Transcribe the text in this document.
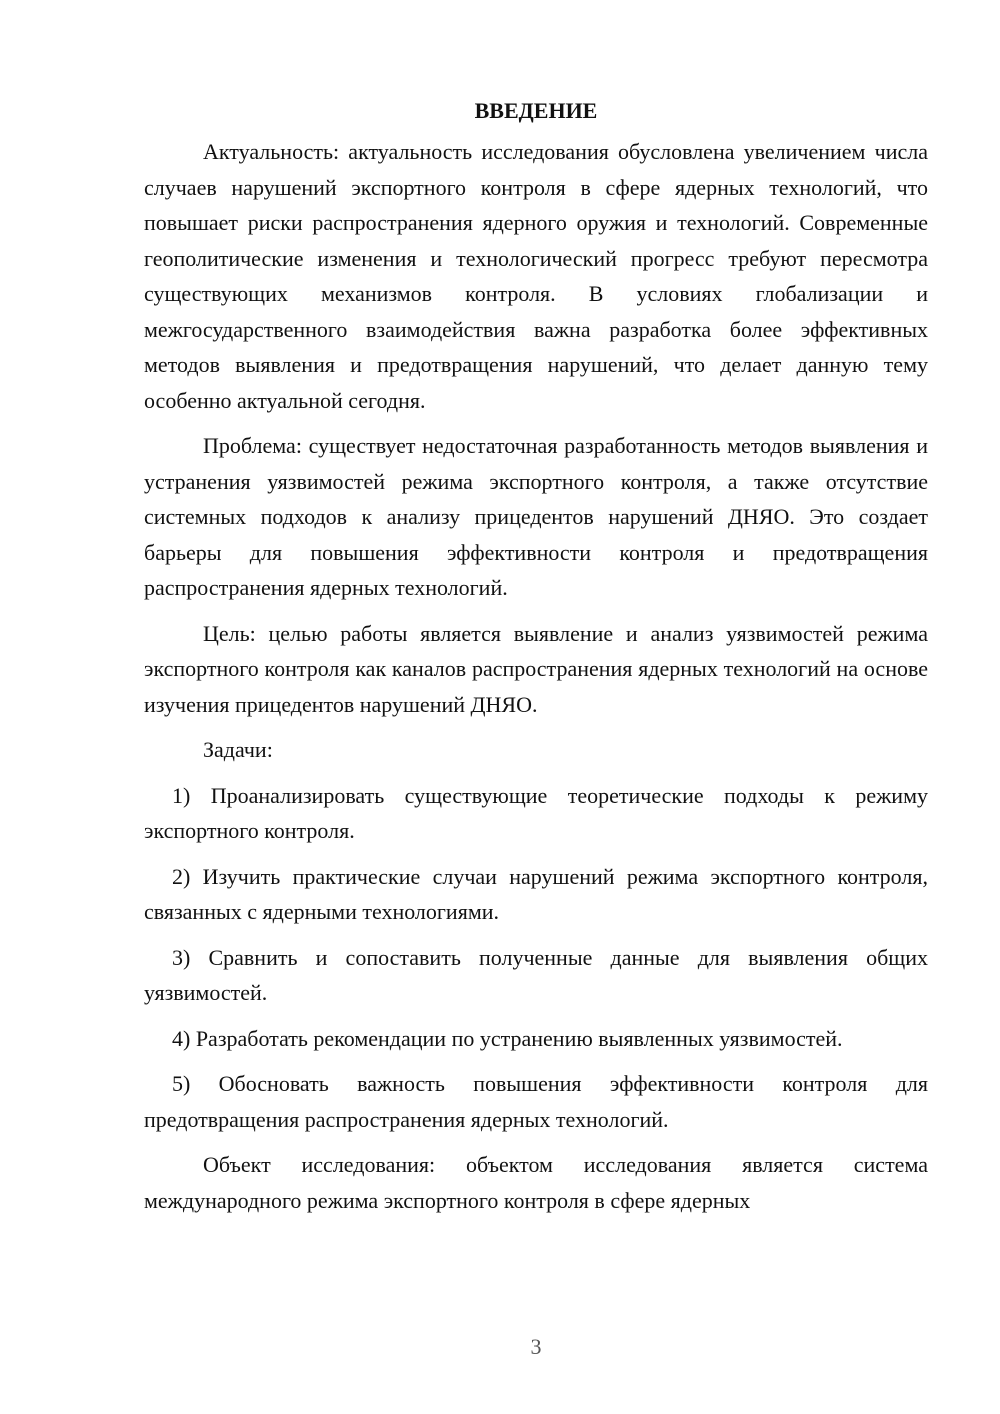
ВВЕДЕНИЕ

Актуальность: актуальность исследования обусловлена увеличением числа случаев нарушений экспортного контроля в сфере ядерных технологий, что повышает риски распространения ядерного оружия и технологий. Современные геополитические изменения и технологический прогресс требуют пересмотра существующих механизмов контроля. В условиях глобализации и межгосударственного взаимодействия важна разработка более эффективных методов выявления и предотвращения нарушений, что делает данную тему особенно актуальной сегодня.

Проблема: существует недостаточная разработанность методов выявления и устранения уязвимостей режима экспортного контроля, а также отсутствие системных подходов к анализу прицедентов нарушений ДНЯО. Это создает барьеры для повышения эффективности контроля и предотвращения распространения ядерных технологий.

Цель: целью работы является выявление и анализ уязвимостей режима экспортного контроля как каналов распространения ядерных технологий на основе изучения прицедентов нарушений ДНЯО.

Задачи:

1) Проанализировать существующие теоретические подходы к режиму экспортного контроля.

2) Изучить практические случаи нарушений режима экспортного контроля, связанных с ядерными технологиями.

3) Сравнить и сопоставить полученные данные для выявления общих уязвимостей.

4) Разработать рекомендации по устранению выявленных уязвимостей.

5) Обосновать важность повышения эффективности контроля для предотвращения распространения ядерных технологий.

Объект исследования: объектом исследования является система международного режима экспортного контроля в сфере ядерных

3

**Job**
Extract all the data above exactly, excluding every picture.

**Answer to this task**
Transcribe the text in this document.
ВВЕДЕНИЕ

Актуальность: актуальность исследования обусловлена увеличением числа случаев нарушений экспортного контроля в сфере ядерных технологий, что повышает риски распространения ядерного оружия и технологий. Современные геополитические изменения и технологический прогресс требуют пересмотра существующих механизмов контроля. В условиях глобализации и межгосударственного взаимодействия важна разработка более эффективных методов выявления и предотвращения нарушений, что делает данную тему особенно актуальной сегодня.

Проблема: существует недостаточная разработанность методов выявления и устранения уязвимостей режима экспортного контроля, а также отсутствие системных подходов к анализу прицедентов нарушений ДНЯО. Это создает барьеры для повышения эффективности контроля и предотвращения распространения ядерных технологий.

Цель: целью работы является выявление и анализ уязвимостей режима экспортного контроля как каналов распространения ядерных технологий на основе изучения прицедентов нарушений ДНЯО.

Задачи:

1) Проанализировать существующие теоретические подходы к режиму экспортного контроля.

2) Изучить практические случаи нарушений режима экспортного контроля, связанных с ядерными технологиями.

3) Сравнить и сопоставить полученные данные для выявления общих уязвимостей.

4) Разработать рекомендации по устранению выявленных уязвимостей.

5) Обосновать важность повышения эффективности контроля для предотвращения распространения ядерных технологий.

Объект исследования: объектом исследования является система международного режима экспортного контроля в сфере ядерных

3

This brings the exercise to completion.